→ Prompt: Return all lines from the listing below in which the string "detached" occurs.

------ Records for the exercise ------

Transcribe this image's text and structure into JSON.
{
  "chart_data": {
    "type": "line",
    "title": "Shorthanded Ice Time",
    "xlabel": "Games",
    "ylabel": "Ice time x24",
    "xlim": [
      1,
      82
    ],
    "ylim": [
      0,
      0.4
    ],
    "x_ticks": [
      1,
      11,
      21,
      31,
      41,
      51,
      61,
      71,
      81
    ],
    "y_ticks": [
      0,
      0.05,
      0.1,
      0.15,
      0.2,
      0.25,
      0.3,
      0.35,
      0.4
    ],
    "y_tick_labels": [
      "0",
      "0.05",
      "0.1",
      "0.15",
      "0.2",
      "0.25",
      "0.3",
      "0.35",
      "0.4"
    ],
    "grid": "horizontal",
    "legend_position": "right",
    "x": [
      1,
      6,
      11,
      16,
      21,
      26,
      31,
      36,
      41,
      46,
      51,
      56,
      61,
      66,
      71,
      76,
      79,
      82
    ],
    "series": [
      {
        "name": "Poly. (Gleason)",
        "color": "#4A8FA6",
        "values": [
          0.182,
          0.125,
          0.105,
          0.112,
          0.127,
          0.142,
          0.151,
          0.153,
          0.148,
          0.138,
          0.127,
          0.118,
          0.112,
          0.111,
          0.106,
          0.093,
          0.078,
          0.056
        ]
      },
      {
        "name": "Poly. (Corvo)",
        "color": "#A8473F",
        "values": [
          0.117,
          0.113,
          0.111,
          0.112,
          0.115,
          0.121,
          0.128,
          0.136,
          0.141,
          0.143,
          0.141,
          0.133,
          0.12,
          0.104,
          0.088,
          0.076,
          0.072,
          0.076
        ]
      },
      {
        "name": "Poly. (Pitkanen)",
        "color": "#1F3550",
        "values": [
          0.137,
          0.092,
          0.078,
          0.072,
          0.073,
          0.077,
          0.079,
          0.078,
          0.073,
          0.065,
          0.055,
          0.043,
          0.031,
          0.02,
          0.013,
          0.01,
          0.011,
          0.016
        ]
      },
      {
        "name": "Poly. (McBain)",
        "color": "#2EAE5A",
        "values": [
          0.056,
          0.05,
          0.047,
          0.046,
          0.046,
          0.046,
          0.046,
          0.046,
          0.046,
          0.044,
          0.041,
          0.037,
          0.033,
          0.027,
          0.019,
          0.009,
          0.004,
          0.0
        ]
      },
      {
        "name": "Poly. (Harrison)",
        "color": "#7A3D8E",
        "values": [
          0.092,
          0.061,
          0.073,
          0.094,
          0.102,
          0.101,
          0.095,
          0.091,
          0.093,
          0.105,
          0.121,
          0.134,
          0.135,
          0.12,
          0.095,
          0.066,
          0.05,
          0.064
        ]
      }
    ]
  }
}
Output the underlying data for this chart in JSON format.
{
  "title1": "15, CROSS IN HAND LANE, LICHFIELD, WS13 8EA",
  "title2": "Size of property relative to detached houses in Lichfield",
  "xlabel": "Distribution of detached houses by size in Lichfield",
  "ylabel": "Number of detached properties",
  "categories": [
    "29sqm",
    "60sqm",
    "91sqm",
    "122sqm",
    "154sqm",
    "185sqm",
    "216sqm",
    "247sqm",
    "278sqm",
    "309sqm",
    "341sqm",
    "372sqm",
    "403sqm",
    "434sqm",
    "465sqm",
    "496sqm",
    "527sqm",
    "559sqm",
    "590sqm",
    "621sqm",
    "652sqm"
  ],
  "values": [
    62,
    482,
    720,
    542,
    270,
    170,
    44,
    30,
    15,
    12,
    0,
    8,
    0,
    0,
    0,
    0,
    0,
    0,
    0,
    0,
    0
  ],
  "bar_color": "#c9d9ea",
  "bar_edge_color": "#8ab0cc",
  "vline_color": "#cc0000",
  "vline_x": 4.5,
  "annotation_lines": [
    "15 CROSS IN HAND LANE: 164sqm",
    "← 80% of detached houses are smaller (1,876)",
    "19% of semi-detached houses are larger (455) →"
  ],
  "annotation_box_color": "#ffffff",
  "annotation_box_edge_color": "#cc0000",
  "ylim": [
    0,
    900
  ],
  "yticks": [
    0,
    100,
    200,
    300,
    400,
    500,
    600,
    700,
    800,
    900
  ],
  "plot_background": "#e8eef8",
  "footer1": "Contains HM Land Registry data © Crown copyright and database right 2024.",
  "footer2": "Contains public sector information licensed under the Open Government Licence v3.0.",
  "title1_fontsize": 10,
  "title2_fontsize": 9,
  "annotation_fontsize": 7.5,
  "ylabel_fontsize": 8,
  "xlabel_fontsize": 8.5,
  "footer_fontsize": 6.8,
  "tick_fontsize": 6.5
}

------

→ Result of this task:
  "title2": "Size of property relative to detached houses in Lichfield",
  "xlabel": "Distribution of detached houses by size in Lichfield",
  "ylabel": "Number of detached properties",
    "← 80% of detached houses are smaller (1,876)",
    "19% of semi-detached houses are larger (455) →"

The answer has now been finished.